-- start --

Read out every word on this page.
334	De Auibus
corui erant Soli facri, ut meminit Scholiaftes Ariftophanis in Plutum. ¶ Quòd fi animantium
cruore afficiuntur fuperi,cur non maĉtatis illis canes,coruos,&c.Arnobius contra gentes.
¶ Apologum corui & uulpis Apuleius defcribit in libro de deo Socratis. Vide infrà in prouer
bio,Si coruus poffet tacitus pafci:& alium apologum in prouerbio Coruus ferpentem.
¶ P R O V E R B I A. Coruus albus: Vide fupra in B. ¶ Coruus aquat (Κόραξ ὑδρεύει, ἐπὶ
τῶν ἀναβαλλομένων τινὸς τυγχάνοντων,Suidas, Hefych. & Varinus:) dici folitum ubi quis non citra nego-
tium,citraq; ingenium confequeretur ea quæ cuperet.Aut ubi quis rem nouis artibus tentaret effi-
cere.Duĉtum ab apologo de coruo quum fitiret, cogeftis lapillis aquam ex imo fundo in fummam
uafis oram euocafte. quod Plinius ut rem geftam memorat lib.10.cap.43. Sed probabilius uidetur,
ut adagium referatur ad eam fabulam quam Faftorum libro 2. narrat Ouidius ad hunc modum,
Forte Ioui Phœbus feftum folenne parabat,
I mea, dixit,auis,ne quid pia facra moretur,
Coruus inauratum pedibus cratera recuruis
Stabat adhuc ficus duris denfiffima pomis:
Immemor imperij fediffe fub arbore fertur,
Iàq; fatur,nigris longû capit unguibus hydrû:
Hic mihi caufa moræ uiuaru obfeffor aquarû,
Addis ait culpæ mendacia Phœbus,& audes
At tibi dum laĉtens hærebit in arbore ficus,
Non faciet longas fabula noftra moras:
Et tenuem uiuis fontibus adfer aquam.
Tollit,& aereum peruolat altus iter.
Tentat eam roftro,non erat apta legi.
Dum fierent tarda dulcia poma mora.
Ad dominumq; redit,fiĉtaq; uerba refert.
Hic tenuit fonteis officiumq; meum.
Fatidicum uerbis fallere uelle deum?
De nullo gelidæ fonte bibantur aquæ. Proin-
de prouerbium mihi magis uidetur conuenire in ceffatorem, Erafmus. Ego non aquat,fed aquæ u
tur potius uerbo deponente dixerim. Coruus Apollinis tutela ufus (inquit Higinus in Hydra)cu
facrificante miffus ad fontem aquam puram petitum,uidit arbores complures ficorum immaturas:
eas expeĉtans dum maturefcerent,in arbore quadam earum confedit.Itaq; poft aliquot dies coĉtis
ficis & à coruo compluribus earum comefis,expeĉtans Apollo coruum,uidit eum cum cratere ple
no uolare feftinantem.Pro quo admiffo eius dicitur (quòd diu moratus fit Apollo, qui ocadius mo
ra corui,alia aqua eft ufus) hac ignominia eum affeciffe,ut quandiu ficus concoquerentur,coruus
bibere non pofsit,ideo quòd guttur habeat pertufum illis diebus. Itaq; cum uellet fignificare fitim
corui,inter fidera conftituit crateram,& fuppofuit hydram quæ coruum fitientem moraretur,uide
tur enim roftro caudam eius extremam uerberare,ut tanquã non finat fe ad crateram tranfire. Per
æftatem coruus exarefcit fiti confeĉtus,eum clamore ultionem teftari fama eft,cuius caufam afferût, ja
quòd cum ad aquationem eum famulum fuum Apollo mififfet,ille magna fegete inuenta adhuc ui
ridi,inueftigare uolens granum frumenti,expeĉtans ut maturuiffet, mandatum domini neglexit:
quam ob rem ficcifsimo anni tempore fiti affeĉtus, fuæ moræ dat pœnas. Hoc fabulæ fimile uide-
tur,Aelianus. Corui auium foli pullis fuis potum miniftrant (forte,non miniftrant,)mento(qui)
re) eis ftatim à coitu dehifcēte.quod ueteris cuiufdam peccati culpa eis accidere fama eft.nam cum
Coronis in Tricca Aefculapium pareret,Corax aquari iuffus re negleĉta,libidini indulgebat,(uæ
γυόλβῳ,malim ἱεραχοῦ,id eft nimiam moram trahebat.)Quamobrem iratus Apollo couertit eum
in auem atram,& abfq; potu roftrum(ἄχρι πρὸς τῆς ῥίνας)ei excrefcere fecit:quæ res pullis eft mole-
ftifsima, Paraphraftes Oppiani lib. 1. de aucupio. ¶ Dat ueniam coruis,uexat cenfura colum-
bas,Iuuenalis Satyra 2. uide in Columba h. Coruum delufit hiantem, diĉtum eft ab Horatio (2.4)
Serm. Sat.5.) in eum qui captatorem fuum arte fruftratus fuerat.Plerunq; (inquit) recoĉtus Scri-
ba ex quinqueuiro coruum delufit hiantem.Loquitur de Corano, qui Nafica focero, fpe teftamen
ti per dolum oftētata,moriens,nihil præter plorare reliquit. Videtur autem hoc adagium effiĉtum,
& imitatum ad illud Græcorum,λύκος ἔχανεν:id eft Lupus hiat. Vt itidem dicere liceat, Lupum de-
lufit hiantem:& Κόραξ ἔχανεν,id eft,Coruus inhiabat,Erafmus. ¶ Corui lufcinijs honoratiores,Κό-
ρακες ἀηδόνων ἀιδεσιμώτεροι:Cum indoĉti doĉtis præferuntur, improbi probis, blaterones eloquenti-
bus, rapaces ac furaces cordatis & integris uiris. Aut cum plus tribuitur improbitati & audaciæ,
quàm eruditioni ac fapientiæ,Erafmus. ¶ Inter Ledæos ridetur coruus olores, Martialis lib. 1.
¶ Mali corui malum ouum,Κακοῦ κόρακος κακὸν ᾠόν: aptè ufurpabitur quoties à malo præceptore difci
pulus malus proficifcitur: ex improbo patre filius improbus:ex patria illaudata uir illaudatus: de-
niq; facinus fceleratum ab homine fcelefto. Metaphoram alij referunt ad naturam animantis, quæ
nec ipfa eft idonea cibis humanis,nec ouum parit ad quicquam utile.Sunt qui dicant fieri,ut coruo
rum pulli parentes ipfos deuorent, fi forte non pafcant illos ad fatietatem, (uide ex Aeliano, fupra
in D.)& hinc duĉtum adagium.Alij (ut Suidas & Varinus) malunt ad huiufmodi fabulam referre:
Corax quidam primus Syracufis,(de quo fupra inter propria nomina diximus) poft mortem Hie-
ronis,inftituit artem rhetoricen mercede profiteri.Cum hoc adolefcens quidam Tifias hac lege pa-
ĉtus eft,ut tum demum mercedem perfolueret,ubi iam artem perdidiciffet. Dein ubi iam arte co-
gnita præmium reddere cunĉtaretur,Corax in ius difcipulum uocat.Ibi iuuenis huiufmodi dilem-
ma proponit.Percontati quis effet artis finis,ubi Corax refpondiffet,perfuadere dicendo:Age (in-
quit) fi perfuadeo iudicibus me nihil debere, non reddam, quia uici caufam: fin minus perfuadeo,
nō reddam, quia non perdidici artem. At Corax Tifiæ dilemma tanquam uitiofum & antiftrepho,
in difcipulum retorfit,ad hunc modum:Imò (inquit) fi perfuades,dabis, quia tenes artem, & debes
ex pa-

-- end --

Give back all the data exactly as written.

▶ EXERCISE ANSWER:
Read out every word on this page.
334	De Auibus
corui erant Soli facri, ut meminit Scholiaftes Ariftophanis in Plutum. ¶ Quòd fi animantium
cruore afficiuntur fuperi,cur non maĉtatis illis canes,coruos,&c.Arnobius contra gentes.
¶ Apologum corui & uulpis Apuleius defcribit in libro de deo Socratis. Vide infrà in prouer
bio,Si coruus poffet tacitus pafci:& alium apologum in prouerbio Coruus ferpentem.
¶ P R O V E R B I A. Coruus albus: Vide fupra in B. ¶ Coruus aquat (Κόραξ ὑδρεύει, ἐπὶ
τῶν ἀναβαλλομένων τινὸς τυγχάνοντων,Suidas, Hefych. & Varinus:) dici folitum ubi quis non citra nego-
tium,citraq; ingenium confequeretur ea quæ cuperet.Aut ubi quis rem nouis artibus tentaret effi-
cere.Duĉtum ab apologo de coruo quum fitiret, cogeftis lapillis aquam ex imo fundo in fummam
uafis oram euocafte. quod Plinius ut rem geftam memorat lib.10.cap.43. Sed probabilius uidetur,
ut adagium referatur ad eam fabulam quam Faftorum libro 2. narrat Ouidius ad hunc modum,
Forte Ioui Phœbus feftum folenne parabat,
I mea, dixit,auis,ne quid pia facra moretur,
Coruus inauratum pedibus cratera recuruis
Stabat adhuc ficus duris denfiffima pomis:
Immemor imperij fediffe fub arbore fertur,
Iàq; fatur,nigris longû capit unguibus hydrû:
Hic mihi caufa moræ uiuaru obfeffor aquarû,
Addis ait culpæ mendacia Phœbus,& audes
At tibi dum laĉtens hærebit in arbore ficus,
Non faciet longas fabula noftra moras:
Et tenuem uiuis fontibus adfer aquam.
Tollit,& aereum peruolat altus iter.
Tentat eam roftro,non erat apta legi.
Dum fierent tarda dulcia poma mora.
Ad dominumq; redit,fiĉtaq; uerba refert.
Hic tenuit fonteis officiumq; meum.
Fatidicum uerbis fallere uelle deum?
De nullo gelidæ fonte bibantur aquæ. Proin-
de prouerbium mihi magis uidetur conuenire in ceffatorem, Erafmus. Ego non aquat,fed aquæ u
tur potius uerbo deponente dixerim. Coruus Apollinis tutela ufus (inquit Higinus in Hydra)cu
facrificante miffus ad fontem aquam puram petitum,uidit arbores complures ficorum immaturas:
eas expeĉtans dum maturefcerent,in arbore quadam earum confedit.Itaq; poft aliquot dies coĉtis
ficis & à coruo compluribus earum comefis,expeĉtans Apollo coruum,uidit eum cum cratere ple
no uolare feftinantem.Pro quo admiffo eius dicitur (quòd diu moratus fit Apollo, qui ocadius mo
ra corui,alia aqua eft ufus) hac ignominia eum affeciffe,ut quandiu ficus concoquerentur,coruus
bibere non pofsit,ideo quòd guttur habeat pertufum illis diebus. Itaq; cum uellet fignificare fitim
corui,inter fidera conftituit crateram,& fuppofuit hydram quæ coruum fitientem moraretur,uide
tur enim roftro caudam eius extremam uerberare,ut tanquã non finat fe ad crateram tranfire. Per
æftatem coruus exarefcit fiti confeĉtus,eum clamore ultionem teftari fama eft,cuius caufam afferût, ja
quòd cum ad aquationem eum famulum fuum Apollo mififfet,ille magna fegete inuenta adhuc ui
ridi,inueftigare uolens granum frumenti,expeĉtans ut maturuiffet, mandatum domini neglexit:
quam ob rem ficcifsimo anni tempore fiti affeĉtus, fuæ moræ dat pœnas. Hoc fabulæ fimile uide-
tur,Aelianus. Corui auium foli pullis fuis potum miniftrant (forte,non miniftrant,)mento(qui)
re) eis ftatim à coitu dehifcēte.quod ueteris cuiufdam peccati culpa eis accidere fama eft.nam cum
Coronis in Tricca Aefculapium pareret,Corax aquari iuffus re negleĉta,libidini indulgebat,(uæ
γυόλβῳ,malim ἱεραχοῦ,id eft nimiam moram trahebat.)Quamobrem iratus Apollo couertit eum
in auem atram,& abfq; potu roftrum(ἄχρι πρὸς τῆς ῥίνας)ei excrefcere fecit:quæ res pullis eft mole-
ftifsima, Paraphraftes Oppiani lib. 1. de aucupio. ¶ Dat ueniam coruis,uexat cenfura colum-
bas,Iuuenalis Satyra 2. uide in Columba h. Coruum delufit hiantem, diĉtum eft ab Horatio (2.4)
Serm. Sat.5.) in eum qui captatorem fuum arte fruftratus fuerat.Plerunq; (inquit) recoĉtus Scri-
ba ex quinqueuiro coruum delufit hiantem.Loquitur de Corano, qui Nafica focero, fpe teftamen
ti per dolum oftētata,moriens,nihil præter plorare reliquit. Videtur autem hoc adagium effiĉtum,
& imitatum ad illud Græcorum,λύκος ἔχανεν:id eft Lupus hiat. Vt itidem dicere liceat, Lupum de-
lufit hiantem:& Κόραξ ἔχανεν,id eft,Coruus inhiabat,Erafmus. ¶ Corui lufcinijs honoratiores,Κό-
ρακες ἀηδόνων ἀιδεσιμώτεροι:Cum indoĉti doĉtis præferuntur, improbi probis, blaterones eloquenti-
bus, rapaces ac furaces cordatis & integris uiris. Aut cum plus tribuitur improbitati & audaciæ,
quàm eruditioni ac fapientiæ,Erafmus. ¶ Inter Ledæos ridetur coruus olores, Martialis lib. 1.
¶ Mali corui malum ouum,Κακοῦ κόρακος κακὸν ᾠόν: aptè ufurpabitur quoties à malo præceptore difci
pulus malus proficifcitur: ex improbo patre filius improbus:ex patria illaudata uir illaudatus: de-
niq; facinus fceleratum ab homine fcelefto. Metaphoram alij referunt ad naturam animantis, quæ
nec ipfa eft idonea cibis humanis,nec ouum parit ad quicquam utile.Sunt qui dicant fieri,ut coruo
rum pulli parentes ipfos deuorent, fi forte non pafcant illos ad fatietatem, (uide ex Aeliano, fupra
in D.)& hinc duĉtum adagium.Alij (ut Suidas & Varinus) malunt ad huiufmodi fabulam referre:
Corax quidam primus Syracufis,(de quo fupra inter propria nomina diximus) poft mortem Hie-
ronis,inftituit artem rhetoricen mercede profiteri.Cum hoc adolefcens quidam Tifias hac lege pa-
ĉtus eft,ut tum demum mercedem perfolueret,ubi iam artem perdidiciffet. Dein ubi iam arte co-
gnita præmium reddere cunĉtaretur,Corax in ius difcipulum uocat.Ibi iuuenis huiufmodi dilem-
ma proponit.Percontati quis effet artis finis,ubi Corax refpondiffet,perfuadere dicendo:Age (in-
quit) fi perfuadeo iudicibus me nihil debere, non reddam, quia uici caufam: fin minus perfuadeo,
nō reddam, quia non perdidici artem. At Corax Tifiæ dilemma tanquam uitiofum & antiftrepho,
in difcipulum retorfit,ad hunc modum:Imò (inquit) fi perfuades,dabis, quia tenes artem, & debes
ex pa-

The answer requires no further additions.